[Data entries]
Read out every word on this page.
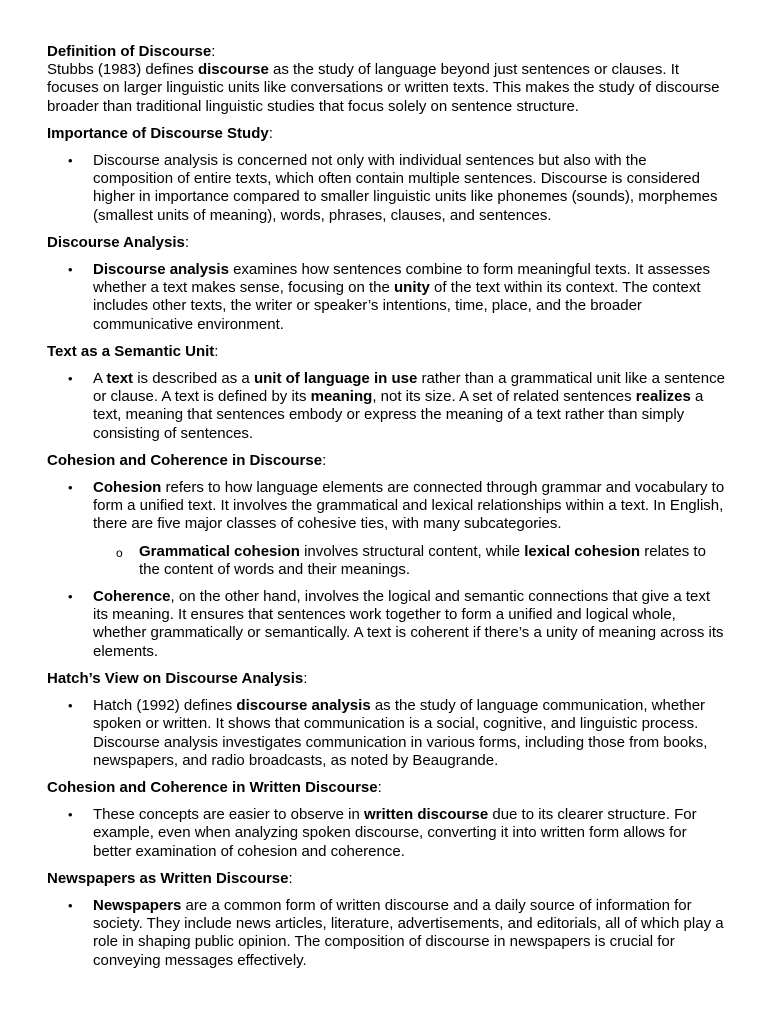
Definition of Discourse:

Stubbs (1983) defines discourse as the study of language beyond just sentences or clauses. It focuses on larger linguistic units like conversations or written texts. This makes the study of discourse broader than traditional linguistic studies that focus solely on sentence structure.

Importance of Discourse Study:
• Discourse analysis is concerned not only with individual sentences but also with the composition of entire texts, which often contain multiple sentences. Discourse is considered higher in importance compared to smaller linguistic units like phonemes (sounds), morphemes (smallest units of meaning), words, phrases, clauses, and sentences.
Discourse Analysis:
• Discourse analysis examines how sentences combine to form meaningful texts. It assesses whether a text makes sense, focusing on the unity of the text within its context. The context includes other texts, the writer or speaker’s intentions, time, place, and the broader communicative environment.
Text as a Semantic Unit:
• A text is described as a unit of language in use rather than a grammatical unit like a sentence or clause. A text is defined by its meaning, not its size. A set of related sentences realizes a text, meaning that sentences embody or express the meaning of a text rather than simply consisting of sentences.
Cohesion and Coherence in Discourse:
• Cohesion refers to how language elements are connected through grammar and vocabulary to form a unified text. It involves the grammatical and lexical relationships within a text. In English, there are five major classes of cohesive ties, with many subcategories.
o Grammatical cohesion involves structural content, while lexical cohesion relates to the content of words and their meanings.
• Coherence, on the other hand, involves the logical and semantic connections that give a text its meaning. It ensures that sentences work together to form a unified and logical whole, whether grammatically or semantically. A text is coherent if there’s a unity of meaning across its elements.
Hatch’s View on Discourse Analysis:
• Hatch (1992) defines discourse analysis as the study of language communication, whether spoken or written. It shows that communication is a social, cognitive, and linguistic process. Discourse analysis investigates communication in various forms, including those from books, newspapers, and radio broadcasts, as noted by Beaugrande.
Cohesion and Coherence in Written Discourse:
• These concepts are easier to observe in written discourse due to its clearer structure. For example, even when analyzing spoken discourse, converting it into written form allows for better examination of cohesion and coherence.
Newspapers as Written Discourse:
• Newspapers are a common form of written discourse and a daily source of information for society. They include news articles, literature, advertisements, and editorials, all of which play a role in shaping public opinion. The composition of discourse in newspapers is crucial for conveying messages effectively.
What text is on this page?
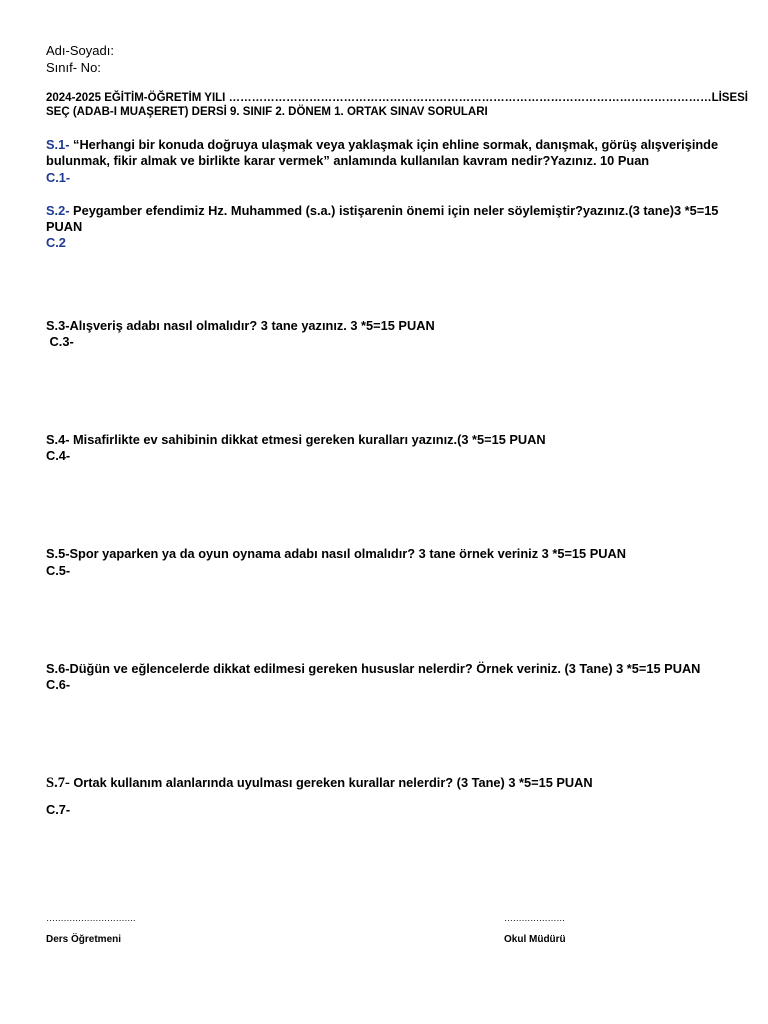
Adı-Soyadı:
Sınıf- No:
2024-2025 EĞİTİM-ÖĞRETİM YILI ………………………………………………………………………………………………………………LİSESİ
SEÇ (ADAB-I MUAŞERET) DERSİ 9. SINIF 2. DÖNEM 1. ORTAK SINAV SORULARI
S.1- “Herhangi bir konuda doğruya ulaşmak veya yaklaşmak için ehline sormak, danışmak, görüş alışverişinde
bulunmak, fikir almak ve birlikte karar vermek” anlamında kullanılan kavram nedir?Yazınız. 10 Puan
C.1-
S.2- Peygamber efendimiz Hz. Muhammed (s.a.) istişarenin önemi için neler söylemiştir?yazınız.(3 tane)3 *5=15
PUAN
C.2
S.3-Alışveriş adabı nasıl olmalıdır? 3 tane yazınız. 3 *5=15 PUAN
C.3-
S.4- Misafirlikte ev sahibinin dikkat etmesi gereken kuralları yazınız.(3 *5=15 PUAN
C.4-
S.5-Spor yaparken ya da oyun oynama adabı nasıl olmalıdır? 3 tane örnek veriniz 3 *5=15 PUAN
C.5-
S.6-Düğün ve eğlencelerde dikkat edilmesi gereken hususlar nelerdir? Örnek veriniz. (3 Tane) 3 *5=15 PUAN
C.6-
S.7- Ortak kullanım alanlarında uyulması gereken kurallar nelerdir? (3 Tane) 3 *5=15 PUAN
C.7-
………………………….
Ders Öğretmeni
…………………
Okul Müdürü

(What to do)
Leave out the pictures and restate everything else word for word.

(Final answer)
Read out every word on this page.
Definition of Discourse:

Stubbs (1983) defines discourse as the study of language beyond just sentences or clauses. It focuses on larger linguistic units like conversations or written texts. This makes the study of discourse broader than traditional linguistic studies that focus solely on sentence structure.

Importance of Discourse Study:
• Discourse analysis is concerned not only with individual sentences but also with the composition of entire texts, which often contain multiple sentences. Discourse is considered higher in importance compared to smaller linguistic units like phonemes (sounds), morphemes (smallest units of meaning), words, phrases, clauses, and sentences.
Discourse Analysis:
• Discourse analysis examines how sentences combine to form meaningful texts. It assesses whether a text makes sense, focusing on the unity of the text within its context. The context includes other texts, the writer or speaker’s intentions, time, place, and the broader communicative environment.
Text as a Semantic Unit:
• A text is described as a unit of language in use rather than a grammatical unit like a sentence or clause. A text is defined by its meaning, not its size. A set of related sentences realizes a text, meaning that sentences embody or express the meaning of a text rather than simply consisting of sentences.
Cohesion and Coherence in Discourse:
• Cohesion refers to how language elements are connected through grammar and vocabulary to form a unified text. It involves the grammatical and lexical relationships within a text. In English, there are five major classes of cohesive ties, with many subcategories.
o Grammatical cohesion involves structural content, while lexical cohesion relates to the content of words and their meanings.
• Coherence, on the other hand, involves the logical and semantic connections that give a text its meaning. It ensures that sentences work together to form a unified and logical whole, whether grammatically or semantically. A text is coherent if there’s a unity of meaning across its elements.
Hatch’s View on Discourse Analysis:
• Hatch (1992) defines discourse analysis as the study of language communication, whether spoken or written. It shows that communication is a social, cognitive, and linguistic process. Discourse analysis investigates communication in various forms, including those from books, newspapers, and radio broadcasts, as noted by Beaugrande.
Cohesion and Coherence in Written Discourse:
• These concepts are easier to observe in written discourse due to its clearer structure. For example, even when analyzing spoken discourse, converting it into written form allows for better examination of cohesion and coherence.
Newspapers as Written Discourse:
• Newspapers are a common form of written discourse and a daily source of information for society. They include news articles, literature, advertisements, and editorials, all of which play a role in shaping public opinion. The composition of discourse in newspapers is crucial for conveying messages effectively.
What text is on this page?
Adı-Soyadı:
Sınıf- No:
2024-2025 EĞİTİM-ÖĞRETİM YILI ………………………………………………………………………………………………………………LİSESİ
SEÇ (ADAB-I MUAŞERET) DERSİ 9. SINIF 2. DÖNEM 1. ORTAK SINAV SORULARI
S.1- “Herhangi bir konuda doğruya ulaşmak veya yaklaşmak için ehline sormak, danışmak, görüş alışverişinde
bulunmak, fikir almak ve birlikte karar vermek” anlamında kullanılan kavram nedir?Yazınız. 10 Puan
C.1-
S.2- Peygamber efendimiz Hz. Muhammed (s.a.) istişarenin önemi için neler söylemiştir?yazınız.(3 tane)3 *5=15
PUAN
C.2
S.3-Alışveriş adabı nasıl olmalıdır? 3 tane yazınız. 3 *5=15 PUAN
C.3-
S.4- Misafirlikte ev sahibinin dikkat etmesi gereken kuralları yazınız.(3 *5=15 PUAN
C.4-
S.5-Spor yaparken ya da oyun oynama adabı nasıl olmalıdır? 3 tane örnek veriniz 3 *5=15 PUAN
C.5-
S.6-Düğün ve eğlencelerde dikkat edilmesi gereken hususlar nelerdir? Örnek veriniz. (3 Tane) 3 *5=15 PUAN
C.6-
S.7- Ortak kullanım alanlarında uyulması gereken kurallar nelerdir? (3 Tane) 3 *5=15 PUAN
C.7-
………………………….
Ders Öğretmeni
…………………
Okul Müdürü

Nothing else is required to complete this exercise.